O suboficial da reserva da Marinha, Marco Antônio Braga Caldas, 51 anos, está prestes a se tornar o primeiro militar expulso das Forças Armadas por envolvimento nos atos antidemocráticos de 8 de janeiro de 2023.
A Marinha entrou na fase final do processo no Conselho de Disciplina, que deve ser concluído em maio. A investigação disciplinar foi aberta após sua condenação pelo Supremo Tribunal Federal (STF), que o sentenciou a 14 anos de prisão por crimes contra o Estado Democrático de Direito.
Caso a expulsão se concretize, ela poderá abrir precedente para que outros militares também enfrentem punições semelhantes por participação nos ataques ou por envolvimento em articulações golpistas em 2022. Marinha e Exército são as duas Forças que contam com ex-comandantes denunciados pela Procuradoria-Geral da República (PGR).
Entre eles está o almirante Almir Garnier Santos, ex-comandante da Marinha, que se tornou réu no fim de março, acusado de apoiar propostas de golpe apresentadas pelo ex-presidente Jair Bolsonaro (PL). A abertura de um processo disciplinar contra Garnier dentro da Marinha depende de uma eventual condenação pelo STF.

Questão A:
Responda com base no texto sobre o processo na Marinha:
(i) A quantos anos de prisão o STF sentenciou Marco Antônio Braga Caldas?
(ii) Em que mês deve ser concluído o processo no Conselho de Disciplina?
(iii) Quando o almirante Almir Garnier Santos se tornou réu?
Questão B: Reproduza sem alterações o trecho do texto sobre o processo na Marinha que vai de "Caso a expulsão" até "da República (PGR).".
As linhas abaixo são um material à parte, sem relação com o texto.

Dados de reconhecimento da estrutura de documentos
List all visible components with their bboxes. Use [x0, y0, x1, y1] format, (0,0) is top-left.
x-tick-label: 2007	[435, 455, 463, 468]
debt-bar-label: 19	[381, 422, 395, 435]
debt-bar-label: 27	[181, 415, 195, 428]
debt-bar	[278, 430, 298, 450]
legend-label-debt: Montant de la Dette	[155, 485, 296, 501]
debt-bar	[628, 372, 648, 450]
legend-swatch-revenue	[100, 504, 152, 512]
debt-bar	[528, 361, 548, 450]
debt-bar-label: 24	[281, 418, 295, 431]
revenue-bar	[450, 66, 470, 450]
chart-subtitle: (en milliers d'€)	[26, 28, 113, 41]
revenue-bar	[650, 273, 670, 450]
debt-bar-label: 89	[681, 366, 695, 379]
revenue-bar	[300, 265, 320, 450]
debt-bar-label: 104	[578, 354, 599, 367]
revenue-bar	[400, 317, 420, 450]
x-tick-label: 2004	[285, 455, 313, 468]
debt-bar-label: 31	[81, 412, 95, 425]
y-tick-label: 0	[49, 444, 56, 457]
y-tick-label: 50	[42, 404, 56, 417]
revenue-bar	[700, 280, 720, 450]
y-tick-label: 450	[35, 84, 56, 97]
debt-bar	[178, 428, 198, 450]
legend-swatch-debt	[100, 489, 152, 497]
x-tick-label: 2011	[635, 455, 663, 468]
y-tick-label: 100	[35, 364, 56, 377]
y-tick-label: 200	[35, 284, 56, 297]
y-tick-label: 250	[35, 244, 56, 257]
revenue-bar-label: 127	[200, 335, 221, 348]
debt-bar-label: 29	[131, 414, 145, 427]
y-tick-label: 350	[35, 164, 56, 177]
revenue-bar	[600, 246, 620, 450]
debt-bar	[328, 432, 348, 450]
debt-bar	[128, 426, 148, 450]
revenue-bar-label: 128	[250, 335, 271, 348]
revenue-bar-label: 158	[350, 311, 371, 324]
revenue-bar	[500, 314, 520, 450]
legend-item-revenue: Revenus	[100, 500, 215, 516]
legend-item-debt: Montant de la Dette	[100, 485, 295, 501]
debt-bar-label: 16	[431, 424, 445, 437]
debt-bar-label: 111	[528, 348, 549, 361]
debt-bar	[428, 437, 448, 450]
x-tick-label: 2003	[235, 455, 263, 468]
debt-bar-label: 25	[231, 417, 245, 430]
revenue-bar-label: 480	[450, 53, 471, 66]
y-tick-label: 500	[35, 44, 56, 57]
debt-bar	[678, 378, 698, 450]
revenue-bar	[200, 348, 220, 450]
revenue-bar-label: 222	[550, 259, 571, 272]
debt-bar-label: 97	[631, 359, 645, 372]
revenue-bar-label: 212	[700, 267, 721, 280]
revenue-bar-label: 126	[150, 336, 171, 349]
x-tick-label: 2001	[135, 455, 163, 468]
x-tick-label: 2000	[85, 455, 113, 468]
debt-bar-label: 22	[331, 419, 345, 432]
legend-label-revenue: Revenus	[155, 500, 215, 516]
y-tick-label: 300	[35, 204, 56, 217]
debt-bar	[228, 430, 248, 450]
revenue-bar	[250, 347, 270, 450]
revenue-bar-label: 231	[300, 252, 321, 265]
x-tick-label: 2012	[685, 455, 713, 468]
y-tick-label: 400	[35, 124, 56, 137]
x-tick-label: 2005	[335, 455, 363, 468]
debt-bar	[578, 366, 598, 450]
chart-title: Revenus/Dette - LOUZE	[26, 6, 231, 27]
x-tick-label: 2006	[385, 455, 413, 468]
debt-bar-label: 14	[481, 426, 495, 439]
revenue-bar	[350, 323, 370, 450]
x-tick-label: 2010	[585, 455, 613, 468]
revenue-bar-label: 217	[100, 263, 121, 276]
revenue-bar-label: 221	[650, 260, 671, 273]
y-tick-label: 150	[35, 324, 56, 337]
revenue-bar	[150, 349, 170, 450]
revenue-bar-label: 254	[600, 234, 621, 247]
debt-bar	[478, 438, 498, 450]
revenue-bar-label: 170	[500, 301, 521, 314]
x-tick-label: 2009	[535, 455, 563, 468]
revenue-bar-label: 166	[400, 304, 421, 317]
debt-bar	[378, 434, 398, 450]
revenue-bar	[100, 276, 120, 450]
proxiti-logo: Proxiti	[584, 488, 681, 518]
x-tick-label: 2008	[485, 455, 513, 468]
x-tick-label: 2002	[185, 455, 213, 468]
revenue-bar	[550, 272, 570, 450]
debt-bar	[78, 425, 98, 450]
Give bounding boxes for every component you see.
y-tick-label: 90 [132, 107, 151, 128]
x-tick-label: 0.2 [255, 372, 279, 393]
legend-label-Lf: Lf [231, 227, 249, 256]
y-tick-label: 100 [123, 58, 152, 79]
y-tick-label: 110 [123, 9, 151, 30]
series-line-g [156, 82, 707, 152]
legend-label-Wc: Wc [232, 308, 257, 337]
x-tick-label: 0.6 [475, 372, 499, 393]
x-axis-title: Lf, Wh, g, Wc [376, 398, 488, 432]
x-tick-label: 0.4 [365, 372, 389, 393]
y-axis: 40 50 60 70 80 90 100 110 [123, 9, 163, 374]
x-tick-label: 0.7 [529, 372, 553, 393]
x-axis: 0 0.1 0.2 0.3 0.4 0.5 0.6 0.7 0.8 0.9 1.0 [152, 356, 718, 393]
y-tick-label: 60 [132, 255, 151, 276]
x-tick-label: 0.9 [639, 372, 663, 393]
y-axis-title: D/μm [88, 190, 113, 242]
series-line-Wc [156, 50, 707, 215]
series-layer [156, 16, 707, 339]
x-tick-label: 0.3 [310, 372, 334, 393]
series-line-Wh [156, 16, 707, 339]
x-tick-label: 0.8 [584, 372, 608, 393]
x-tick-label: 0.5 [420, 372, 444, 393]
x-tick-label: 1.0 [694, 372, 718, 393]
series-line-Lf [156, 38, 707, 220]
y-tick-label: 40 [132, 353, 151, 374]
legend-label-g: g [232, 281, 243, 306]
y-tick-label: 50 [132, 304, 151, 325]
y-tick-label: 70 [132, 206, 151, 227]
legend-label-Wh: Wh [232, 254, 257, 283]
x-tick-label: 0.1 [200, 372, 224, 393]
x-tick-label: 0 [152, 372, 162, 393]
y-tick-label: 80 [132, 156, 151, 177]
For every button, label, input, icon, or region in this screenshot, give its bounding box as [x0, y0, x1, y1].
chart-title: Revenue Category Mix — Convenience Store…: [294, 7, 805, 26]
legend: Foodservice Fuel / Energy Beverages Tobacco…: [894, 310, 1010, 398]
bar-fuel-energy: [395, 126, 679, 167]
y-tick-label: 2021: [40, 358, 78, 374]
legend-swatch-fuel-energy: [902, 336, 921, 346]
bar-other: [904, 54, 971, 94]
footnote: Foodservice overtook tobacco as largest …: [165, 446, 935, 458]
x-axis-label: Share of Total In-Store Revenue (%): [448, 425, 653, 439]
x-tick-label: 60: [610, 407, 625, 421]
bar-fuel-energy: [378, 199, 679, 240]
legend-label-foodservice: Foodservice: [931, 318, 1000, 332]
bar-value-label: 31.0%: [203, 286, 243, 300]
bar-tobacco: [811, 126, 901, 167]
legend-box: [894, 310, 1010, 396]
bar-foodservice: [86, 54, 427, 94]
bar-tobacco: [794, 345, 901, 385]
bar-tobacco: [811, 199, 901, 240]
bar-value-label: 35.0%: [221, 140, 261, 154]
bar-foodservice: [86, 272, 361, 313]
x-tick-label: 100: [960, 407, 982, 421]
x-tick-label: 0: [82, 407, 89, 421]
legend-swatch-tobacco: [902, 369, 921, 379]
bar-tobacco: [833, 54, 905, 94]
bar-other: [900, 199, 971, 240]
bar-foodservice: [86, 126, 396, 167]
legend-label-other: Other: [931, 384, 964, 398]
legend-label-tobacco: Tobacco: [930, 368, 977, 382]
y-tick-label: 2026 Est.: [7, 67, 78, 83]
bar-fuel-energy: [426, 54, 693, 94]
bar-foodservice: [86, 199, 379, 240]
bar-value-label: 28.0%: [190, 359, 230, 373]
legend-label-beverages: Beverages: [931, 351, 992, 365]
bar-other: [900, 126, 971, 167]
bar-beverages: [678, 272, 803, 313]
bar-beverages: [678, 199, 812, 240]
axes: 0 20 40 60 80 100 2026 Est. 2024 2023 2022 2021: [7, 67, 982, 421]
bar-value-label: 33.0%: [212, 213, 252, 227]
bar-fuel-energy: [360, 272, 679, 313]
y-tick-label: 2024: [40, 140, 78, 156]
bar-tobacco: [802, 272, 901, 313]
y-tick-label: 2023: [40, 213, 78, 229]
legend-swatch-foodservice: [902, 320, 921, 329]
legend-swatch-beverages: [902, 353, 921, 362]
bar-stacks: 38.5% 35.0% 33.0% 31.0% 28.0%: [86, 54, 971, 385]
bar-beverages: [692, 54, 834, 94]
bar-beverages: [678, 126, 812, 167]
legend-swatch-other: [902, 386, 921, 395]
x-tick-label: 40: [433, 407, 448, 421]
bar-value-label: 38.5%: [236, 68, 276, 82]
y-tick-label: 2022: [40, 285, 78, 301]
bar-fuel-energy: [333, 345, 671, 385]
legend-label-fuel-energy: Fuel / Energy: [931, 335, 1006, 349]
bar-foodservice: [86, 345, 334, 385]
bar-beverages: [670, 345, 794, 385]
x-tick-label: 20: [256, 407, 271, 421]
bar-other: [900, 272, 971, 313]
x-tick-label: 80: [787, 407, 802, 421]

Resposta A:
(i) A 14 anos de prisão.
(ii) Em maio.
(iii) No fim de março.

Resposta B:
Caso a expulsão se concretize, ela poderá abrir precedente para que outros militares também enfrentem punições semelhantes por participação nos ataques ou por envolvimento em articulações golpistas em 2022. Marinha e Exército são as duas Forças que contam com ex-comandantes denunciados pela Procuradoria-Geral da República (PGR).